GOAL: Report the count of lines below in which the string "trilha" occurs; include nothing else.

STORED ROWS:

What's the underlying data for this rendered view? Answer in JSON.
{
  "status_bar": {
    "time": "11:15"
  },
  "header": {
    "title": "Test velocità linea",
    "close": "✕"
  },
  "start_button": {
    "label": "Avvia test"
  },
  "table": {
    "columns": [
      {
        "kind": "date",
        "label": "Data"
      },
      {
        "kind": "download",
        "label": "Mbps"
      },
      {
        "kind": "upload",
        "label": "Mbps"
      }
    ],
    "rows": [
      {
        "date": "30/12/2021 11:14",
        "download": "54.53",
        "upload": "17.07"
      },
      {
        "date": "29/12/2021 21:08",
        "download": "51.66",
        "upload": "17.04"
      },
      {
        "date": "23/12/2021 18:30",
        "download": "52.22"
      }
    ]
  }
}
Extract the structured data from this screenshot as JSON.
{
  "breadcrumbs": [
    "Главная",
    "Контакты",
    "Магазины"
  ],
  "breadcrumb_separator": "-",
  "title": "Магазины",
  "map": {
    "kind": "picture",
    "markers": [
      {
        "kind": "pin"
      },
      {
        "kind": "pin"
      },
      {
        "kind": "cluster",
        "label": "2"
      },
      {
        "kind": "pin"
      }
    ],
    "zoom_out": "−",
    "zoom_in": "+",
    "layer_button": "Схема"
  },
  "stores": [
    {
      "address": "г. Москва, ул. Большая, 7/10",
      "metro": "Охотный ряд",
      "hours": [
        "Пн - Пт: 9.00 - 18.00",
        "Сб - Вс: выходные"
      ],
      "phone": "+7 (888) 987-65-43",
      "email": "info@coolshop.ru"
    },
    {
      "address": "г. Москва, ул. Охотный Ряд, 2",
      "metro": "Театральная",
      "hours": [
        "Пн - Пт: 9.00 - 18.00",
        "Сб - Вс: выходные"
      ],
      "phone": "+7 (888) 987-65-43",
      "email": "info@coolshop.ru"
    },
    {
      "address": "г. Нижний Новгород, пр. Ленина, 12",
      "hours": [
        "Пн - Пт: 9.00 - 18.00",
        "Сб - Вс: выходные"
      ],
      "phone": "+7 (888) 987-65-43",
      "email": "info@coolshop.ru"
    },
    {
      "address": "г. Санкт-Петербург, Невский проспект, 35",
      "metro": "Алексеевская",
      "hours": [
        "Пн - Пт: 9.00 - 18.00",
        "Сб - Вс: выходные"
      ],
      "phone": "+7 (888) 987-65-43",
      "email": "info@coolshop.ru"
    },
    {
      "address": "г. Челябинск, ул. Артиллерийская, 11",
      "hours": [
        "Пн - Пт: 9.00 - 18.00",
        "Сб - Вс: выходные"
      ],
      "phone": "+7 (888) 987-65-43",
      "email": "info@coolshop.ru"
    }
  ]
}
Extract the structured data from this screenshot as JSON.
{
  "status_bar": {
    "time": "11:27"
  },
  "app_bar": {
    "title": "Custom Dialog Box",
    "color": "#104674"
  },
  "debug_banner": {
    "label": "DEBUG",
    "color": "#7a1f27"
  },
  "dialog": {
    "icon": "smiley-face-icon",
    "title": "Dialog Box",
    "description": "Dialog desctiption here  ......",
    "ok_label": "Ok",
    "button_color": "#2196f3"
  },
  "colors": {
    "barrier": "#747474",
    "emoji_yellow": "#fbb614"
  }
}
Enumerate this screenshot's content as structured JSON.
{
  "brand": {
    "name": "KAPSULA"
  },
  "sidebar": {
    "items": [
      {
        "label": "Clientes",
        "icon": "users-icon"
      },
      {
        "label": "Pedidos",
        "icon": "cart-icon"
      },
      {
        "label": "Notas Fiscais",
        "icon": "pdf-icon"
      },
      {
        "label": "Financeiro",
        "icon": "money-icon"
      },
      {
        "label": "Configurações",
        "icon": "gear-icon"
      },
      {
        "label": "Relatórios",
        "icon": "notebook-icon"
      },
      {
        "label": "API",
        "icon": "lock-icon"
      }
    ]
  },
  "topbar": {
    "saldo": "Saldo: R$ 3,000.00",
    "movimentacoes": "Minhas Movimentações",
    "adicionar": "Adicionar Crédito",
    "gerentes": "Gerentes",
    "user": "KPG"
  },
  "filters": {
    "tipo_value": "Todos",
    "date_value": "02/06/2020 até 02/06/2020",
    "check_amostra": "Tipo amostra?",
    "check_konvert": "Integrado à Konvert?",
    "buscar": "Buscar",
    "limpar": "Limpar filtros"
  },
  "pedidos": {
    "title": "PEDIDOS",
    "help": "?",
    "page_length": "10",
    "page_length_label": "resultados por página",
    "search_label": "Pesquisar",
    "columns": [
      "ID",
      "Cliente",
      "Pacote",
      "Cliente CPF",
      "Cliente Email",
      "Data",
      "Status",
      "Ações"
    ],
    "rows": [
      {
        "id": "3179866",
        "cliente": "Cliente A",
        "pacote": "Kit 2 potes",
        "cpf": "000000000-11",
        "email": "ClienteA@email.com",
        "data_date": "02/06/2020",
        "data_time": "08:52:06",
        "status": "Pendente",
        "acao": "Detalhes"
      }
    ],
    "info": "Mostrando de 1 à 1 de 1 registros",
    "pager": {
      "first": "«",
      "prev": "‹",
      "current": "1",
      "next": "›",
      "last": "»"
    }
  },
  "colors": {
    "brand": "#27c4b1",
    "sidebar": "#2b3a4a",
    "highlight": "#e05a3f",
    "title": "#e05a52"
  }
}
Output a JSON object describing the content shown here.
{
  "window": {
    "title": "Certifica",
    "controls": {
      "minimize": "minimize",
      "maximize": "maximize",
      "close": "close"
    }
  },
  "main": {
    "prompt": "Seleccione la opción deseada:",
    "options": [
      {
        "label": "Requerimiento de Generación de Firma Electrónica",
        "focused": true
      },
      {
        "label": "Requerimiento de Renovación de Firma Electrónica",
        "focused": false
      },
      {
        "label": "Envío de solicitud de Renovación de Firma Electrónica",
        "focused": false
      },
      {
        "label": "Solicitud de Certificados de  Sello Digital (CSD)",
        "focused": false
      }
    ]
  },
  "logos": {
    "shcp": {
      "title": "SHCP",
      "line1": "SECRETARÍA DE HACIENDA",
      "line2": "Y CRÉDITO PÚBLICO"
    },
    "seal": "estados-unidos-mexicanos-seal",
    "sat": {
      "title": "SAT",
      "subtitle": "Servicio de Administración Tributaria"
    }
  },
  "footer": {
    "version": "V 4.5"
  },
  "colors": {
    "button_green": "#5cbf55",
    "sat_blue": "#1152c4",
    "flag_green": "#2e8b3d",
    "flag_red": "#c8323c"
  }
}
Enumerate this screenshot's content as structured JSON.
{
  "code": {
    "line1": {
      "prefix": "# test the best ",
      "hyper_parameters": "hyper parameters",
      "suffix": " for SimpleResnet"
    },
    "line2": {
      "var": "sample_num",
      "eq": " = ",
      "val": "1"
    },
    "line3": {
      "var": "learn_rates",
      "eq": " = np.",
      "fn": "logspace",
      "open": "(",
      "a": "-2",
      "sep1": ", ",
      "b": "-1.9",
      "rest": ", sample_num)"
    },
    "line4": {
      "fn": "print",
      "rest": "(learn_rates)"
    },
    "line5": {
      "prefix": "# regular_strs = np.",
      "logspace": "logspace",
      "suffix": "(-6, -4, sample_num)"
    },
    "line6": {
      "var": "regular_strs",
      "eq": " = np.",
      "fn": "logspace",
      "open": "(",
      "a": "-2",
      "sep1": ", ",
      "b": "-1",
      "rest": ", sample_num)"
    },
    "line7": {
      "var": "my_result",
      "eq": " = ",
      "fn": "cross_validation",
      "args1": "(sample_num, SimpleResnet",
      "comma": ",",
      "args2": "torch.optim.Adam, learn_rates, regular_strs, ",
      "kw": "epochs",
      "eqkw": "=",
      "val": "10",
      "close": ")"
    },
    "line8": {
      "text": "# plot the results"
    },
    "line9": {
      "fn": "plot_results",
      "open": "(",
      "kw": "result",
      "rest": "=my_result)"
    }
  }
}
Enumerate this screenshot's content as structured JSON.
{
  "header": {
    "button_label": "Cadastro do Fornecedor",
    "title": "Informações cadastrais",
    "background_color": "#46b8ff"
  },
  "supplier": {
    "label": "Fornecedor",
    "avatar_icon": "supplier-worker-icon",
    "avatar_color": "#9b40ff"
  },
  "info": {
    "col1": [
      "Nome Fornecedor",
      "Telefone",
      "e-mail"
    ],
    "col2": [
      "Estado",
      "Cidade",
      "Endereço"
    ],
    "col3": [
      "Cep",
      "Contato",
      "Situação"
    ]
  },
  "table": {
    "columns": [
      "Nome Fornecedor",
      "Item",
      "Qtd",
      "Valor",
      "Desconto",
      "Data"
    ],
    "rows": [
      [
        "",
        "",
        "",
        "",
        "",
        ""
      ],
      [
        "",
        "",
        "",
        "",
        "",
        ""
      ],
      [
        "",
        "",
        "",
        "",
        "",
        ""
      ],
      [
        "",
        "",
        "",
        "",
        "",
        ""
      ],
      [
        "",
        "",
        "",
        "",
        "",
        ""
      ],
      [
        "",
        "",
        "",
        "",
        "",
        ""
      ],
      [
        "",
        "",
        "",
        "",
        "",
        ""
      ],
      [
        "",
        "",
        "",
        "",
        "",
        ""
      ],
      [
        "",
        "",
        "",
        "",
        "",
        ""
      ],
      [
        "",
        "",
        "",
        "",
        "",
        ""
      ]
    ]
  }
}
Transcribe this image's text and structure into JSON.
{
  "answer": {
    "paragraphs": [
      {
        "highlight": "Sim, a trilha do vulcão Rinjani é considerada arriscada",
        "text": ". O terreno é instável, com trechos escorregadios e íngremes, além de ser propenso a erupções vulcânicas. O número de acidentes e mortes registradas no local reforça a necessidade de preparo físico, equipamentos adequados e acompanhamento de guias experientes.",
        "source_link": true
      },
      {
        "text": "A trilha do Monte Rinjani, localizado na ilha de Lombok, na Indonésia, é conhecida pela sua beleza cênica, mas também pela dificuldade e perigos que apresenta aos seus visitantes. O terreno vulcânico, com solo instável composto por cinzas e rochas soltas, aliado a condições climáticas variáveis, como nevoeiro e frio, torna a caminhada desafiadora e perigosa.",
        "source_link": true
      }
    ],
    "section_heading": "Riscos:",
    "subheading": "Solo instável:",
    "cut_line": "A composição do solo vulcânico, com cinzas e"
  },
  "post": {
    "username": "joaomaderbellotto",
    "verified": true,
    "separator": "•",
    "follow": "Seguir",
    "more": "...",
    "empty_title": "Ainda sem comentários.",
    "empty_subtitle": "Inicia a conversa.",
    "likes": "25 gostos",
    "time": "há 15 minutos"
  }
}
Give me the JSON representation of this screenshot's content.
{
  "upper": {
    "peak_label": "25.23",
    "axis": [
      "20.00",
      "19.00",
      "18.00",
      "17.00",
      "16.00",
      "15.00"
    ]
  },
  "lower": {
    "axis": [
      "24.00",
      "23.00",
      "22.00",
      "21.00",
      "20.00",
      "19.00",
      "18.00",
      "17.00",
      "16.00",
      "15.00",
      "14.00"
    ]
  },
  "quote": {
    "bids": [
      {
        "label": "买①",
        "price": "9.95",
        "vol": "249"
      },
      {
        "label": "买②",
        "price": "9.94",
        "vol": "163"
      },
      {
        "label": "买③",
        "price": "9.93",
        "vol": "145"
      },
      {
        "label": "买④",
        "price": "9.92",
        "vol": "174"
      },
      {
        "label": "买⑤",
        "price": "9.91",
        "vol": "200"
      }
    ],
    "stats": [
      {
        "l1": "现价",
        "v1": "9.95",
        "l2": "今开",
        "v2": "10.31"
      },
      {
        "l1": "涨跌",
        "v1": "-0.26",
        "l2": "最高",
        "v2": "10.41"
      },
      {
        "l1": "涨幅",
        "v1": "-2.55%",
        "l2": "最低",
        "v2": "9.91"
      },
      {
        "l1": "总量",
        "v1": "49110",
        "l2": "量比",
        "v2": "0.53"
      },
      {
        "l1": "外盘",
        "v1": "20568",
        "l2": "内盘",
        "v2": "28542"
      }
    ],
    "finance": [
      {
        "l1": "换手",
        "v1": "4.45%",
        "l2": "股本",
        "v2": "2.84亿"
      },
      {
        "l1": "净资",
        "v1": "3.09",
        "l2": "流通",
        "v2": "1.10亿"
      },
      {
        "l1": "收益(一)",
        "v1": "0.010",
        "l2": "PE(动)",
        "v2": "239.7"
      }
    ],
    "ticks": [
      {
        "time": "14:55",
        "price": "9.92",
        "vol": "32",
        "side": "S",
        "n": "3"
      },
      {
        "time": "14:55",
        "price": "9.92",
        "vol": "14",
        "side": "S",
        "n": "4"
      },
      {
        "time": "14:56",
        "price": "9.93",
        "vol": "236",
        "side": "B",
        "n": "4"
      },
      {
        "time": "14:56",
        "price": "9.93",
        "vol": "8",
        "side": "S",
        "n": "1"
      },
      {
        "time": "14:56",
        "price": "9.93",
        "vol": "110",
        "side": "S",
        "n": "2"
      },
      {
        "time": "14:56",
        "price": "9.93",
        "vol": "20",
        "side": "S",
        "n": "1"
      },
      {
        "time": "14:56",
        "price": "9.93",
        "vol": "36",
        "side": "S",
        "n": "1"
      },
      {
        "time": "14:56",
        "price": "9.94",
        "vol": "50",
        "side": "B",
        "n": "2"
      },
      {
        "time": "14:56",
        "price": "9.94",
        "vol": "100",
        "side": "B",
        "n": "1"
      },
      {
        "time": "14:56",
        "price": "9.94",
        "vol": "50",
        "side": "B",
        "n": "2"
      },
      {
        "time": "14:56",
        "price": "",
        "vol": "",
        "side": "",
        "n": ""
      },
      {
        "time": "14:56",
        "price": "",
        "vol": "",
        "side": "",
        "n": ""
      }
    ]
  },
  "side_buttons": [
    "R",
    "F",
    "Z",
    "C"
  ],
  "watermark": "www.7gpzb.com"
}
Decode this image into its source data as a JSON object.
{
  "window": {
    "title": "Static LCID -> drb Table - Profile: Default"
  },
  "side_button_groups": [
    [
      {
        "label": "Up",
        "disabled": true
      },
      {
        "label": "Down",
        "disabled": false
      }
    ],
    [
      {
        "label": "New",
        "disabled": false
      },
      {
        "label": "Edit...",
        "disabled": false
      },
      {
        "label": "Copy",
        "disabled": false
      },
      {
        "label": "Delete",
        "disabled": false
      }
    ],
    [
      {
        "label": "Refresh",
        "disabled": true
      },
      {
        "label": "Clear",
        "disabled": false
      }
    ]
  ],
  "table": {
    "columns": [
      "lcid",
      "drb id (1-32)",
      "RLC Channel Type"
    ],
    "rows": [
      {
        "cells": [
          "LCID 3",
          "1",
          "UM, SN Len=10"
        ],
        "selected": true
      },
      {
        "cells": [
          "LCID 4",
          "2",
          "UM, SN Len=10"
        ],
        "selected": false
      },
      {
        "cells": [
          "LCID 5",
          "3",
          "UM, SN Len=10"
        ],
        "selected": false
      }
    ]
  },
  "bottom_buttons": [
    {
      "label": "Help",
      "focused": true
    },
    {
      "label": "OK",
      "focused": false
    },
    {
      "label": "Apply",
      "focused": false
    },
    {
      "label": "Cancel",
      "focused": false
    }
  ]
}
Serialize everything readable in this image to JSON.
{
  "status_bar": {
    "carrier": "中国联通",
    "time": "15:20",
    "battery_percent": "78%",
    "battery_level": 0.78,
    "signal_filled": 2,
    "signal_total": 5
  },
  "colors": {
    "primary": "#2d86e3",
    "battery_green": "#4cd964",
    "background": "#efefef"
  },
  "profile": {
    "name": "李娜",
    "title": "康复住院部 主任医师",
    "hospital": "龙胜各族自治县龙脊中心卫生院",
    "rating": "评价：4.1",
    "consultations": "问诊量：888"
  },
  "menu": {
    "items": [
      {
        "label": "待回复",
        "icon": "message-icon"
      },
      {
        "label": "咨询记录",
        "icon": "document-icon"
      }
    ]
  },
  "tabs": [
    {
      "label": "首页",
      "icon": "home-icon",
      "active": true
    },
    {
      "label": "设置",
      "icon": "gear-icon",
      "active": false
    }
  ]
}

EXERCISE ANSWER: 2